--- BEGIN Supplied records ---
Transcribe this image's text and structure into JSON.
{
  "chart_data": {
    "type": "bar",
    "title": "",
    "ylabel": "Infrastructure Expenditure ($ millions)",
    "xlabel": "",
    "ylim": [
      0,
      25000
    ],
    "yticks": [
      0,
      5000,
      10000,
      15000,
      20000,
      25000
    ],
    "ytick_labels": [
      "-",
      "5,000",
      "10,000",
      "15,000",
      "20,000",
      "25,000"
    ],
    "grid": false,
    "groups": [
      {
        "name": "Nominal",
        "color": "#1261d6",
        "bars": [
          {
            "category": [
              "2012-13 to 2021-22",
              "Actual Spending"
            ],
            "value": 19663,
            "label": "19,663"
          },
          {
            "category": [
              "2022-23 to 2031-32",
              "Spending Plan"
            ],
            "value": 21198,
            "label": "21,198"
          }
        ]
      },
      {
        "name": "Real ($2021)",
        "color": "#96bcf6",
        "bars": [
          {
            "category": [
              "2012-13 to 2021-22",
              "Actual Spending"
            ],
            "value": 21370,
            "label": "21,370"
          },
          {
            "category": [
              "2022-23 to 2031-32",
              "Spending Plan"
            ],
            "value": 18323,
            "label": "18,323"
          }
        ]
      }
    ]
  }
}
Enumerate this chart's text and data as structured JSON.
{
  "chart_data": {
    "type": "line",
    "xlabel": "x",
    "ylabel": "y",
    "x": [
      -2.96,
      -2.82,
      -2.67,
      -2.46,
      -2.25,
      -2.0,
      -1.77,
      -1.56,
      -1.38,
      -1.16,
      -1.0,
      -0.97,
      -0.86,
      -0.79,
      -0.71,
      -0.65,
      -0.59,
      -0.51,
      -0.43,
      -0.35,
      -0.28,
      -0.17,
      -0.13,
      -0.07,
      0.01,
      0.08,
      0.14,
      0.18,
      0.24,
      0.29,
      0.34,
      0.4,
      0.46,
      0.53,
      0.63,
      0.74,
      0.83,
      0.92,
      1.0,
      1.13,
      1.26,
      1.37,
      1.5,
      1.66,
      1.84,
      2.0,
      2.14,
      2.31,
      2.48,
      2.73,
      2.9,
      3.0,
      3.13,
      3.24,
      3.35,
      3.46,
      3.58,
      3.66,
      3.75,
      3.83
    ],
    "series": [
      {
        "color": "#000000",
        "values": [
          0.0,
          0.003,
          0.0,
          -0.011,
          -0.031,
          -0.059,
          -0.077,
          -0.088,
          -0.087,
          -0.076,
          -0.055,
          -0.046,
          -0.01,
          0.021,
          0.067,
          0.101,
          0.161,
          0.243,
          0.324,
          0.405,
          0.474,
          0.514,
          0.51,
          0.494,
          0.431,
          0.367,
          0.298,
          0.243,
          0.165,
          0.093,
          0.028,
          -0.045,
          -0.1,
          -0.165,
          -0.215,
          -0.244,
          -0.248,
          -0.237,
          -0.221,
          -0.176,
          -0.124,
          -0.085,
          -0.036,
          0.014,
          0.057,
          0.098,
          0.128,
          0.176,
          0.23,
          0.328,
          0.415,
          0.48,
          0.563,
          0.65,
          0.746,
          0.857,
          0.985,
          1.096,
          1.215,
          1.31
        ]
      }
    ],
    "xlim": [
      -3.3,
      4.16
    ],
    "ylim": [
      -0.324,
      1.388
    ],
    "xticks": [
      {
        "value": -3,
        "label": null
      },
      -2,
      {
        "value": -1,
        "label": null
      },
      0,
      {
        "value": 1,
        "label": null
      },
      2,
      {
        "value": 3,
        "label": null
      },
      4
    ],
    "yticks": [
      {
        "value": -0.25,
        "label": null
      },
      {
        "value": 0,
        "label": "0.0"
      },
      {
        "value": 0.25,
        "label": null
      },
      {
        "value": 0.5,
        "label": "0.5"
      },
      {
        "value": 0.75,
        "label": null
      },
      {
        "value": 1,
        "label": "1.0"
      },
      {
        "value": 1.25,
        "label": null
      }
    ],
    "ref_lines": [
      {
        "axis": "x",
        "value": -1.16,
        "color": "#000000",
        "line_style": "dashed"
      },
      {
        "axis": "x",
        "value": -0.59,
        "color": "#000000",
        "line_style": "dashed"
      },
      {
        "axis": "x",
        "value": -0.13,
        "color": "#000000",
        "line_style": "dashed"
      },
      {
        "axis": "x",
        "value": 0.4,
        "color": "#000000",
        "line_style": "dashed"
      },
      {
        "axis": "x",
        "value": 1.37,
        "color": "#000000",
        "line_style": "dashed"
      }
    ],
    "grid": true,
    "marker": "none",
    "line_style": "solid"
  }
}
--- END Supplied records ---
Your task: Copy out every line from the data above that has "this" in it.

Task response:
Transcribe this image's text and structure into JSON.
Enumerate this chart's text and data as structured JSON.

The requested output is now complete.